__Objective__
A faithful transcription of all the data is required.

__Listed entries__

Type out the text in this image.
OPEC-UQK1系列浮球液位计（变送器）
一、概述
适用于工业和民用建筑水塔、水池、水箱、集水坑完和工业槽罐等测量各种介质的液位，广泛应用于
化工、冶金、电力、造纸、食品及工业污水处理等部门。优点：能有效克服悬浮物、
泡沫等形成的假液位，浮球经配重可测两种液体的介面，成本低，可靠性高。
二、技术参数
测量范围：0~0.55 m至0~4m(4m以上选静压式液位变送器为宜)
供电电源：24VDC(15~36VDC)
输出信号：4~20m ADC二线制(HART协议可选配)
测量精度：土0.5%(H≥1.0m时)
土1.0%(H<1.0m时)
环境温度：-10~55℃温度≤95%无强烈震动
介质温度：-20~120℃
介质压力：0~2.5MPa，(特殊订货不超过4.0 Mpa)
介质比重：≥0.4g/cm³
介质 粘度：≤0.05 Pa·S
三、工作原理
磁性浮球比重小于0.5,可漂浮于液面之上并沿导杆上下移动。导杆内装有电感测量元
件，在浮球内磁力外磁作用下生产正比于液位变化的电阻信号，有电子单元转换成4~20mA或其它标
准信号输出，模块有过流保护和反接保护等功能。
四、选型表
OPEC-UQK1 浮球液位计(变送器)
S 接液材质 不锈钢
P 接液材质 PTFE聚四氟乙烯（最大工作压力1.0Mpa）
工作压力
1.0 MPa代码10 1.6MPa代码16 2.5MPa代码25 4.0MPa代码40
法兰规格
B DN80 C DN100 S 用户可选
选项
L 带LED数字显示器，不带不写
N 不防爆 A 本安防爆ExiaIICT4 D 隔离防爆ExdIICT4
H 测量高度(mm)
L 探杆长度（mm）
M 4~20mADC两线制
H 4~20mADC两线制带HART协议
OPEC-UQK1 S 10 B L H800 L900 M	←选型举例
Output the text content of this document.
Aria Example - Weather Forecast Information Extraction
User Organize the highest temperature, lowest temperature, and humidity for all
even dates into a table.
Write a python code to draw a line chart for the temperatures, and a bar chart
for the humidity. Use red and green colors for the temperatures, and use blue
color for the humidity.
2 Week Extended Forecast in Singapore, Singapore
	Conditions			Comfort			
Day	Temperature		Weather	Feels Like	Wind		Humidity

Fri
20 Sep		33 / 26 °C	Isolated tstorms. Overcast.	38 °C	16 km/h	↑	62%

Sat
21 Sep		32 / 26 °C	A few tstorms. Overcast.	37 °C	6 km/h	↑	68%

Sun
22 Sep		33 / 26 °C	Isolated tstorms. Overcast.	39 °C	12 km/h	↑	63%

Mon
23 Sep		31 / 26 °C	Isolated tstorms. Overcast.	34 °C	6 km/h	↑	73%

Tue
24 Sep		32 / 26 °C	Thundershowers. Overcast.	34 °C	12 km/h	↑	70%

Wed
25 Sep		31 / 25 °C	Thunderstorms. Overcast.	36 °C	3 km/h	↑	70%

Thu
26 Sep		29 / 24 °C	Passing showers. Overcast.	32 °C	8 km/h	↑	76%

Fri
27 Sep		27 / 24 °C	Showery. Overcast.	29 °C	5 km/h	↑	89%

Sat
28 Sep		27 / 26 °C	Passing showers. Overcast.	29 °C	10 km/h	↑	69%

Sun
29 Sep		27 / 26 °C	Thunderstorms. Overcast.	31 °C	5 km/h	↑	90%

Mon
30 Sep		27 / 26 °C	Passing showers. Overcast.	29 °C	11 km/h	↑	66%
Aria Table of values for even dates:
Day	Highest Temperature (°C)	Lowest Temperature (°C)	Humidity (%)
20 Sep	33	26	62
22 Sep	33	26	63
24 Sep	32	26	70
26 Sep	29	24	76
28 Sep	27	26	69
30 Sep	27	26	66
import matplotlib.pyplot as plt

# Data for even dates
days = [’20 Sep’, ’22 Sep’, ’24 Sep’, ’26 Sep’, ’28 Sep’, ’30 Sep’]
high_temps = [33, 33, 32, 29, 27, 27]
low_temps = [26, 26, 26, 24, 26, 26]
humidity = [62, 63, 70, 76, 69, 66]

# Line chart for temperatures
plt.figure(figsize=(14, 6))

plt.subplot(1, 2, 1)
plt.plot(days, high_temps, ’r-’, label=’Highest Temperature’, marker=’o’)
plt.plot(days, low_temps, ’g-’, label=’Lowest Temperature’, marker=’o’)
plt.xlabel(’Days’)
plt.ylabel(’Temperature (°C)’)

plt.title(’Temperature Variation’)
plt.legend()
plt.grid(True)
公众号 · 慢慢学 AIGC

__Task result__
Type out the text in this image.
OPEC-UQK1系列浮球液位计（变送器）
一、概述
适用于工业和民用建筑水塔、水池、水箱、集水坑完和工业槽罐等测量各种介质的液位，广泛应用于
化工、冶金、电力、造纸、食品及工业污水处理等部门。优点：能有效克服悬浮物、
泡沫等形成的假液位，浮球经配重可测两种液体的介面，成本低，可靠性高。
二、技术参数
测量范围：0~0.55 m至0~4m(4m以上选静压式液位变送器为宜)
供电电源：24VDC(15~36VDC)
输出信号：4~20m ADC二线制(HART协议可选配)
测量精度：土0.5%(H≥1.0m时)
土1.0%(H<1.0m时)
环境温度：-10~55℃温度≤95%无强烈震动
介质温度：-20~120℃
介质压力：0~2.5MPa，(特殊订货不超过4.0 Mpa)
介质比重：≥0.4g/cm³
介质 粘度：≤0.05 Pa·S
三、工作原理
磁性浮球比重小于0.5,可漂浮于液面之上并沿导杆上下移动。导杆内装有电感测量元
件，在浮球内磁力外磁作用下生产正比于液位变化的电阻信号，有电子单元转换成4~20mA或其它标
准信号输出，模块有过流保护和反接保护等功能。
四、选型表
OPEC-UQK1 浮球液位计(变送器)
S 接液材质 不锈钢
P 接液材质 PTFE聚四氟乙烯（最大工作压力1.0Mpa）
工作压力
1.0 MPa代码10 1.6MPa代码16 2.5MPa代码25 4.0MPa代码40
法兰规格
B DN80 C DN100 S 用户可选
选项
L 带LED数字显示器，不带不写
N 不防爆 A 本安防爆ExiaIICT4 D 隔离防爆ExdIICT4
H 测量高度(mm)
L 探杆长度（mm）
M 4~20mADC两线制
H 4~20mADC两线制带HART协议
OPEC-UQK1 S 10 B L H800 L900 M	←选型举例
Output the text content of this document.
Aria Example - Weather Forecast Information Extraction
User Organize the highest temperature, lowest temperature, and humidity for all
even dates into a table.
Write a python code to draw a line chart for the temperatures, and a bar chart
for the humidity. Use red and green colors for the temperatures, and use blue
color for the humidity.
2 Week Extended Forecast in Singapore, Singapore
	Conditions			Comfort			
Day	Temperature		Weather	Feels Like	Wind		Humidity

Fri
20 Sep		33 / 26 °C	Isolated tstorms. Overcast.	38 °C	16 km/h	↑	62%

Sat
21 Sep		32 / 26 °C	A few tstorms. Overcast.	37 °C	6 km/h	↑	68%

Sun
22 Sep		33 / 26 °C	Isolated tstorms. Overcast.	39 °C	12 km/h	↑	63%

Mon
23 Sep		31 / 26 °C	Isolated tstorms. Overcast.	34 °C	6 km/h	↑	73%

Tue
24 Sep		32 / 26 °C	Thundershowers. Overcast.	34 °C	12 km/h	↑	70%

Wed
25 Sep		31 / 25 °C	Thunderstorms. Overcast.	36 °C	3 km/h	↑	70%

Thu
26 Sep		29 / 24 °C	Passing showers. Overcast.	32 °C	8 km/h	↑	76%

Fri
27 Sep		27 / 24 °C	Showery. Overcast.	29 °C	5 km/h	↑	89%

Sat
28 Sep		27 / 26 °C	Passing showers. Overcast.	29 °C	10 km/h	↑	69%

Sun
29 Sep		27 / 26 °C	Thunderstorms. Overcast.	31 °C	5 km/h	↑	90%

Mon
30 Sep		27 / 26 °C	Passing showers. Overcast.	29 °C	11 km/h	↑	66%
Aria Table of values for even dates:
Day	Highest Temperature (°C)	Lowest Temperature (°C)	Humidity (%)
20 Sep	33	26	62
22 Sep	33	26	63
24 Sep	32	26	70
26 Sep	29	24	76
28 Sep	27	26	69
30 Sep	27	26	66
import matplotlib.pyplot as plt

# Data for even dates
days = [’20 Sep’, ’22 Sep’, ’24 Sep’, ’26 Sep’, ’28 Sep’, ’30 Sep’]
high_temps = [33, 33, 32, 29, 27, 27]
low_temps = [26, 26, 26, 24, 26, 26]
humidity = [62, 63, 70, 76, 69, 66]

# Line chart for temperatures
plt.figure(figsize=(14, 6))

plt.subplot(1, 2, 1)
plt.plot(days, high_temps, ’r-’, label=’Highest Temperature’, marker=’o’)
plt.plot(days, low_temps, ’g-’, label=’Lowest Temperature’, marker=’o’)
plt.xlabel(’Days’)
plt.ylabel(’Temperature (°C)’)

plt.title(’Temperature Variation’)
plt.legend()
plt.grid(True)
公众号 · 慢慢学 AIGC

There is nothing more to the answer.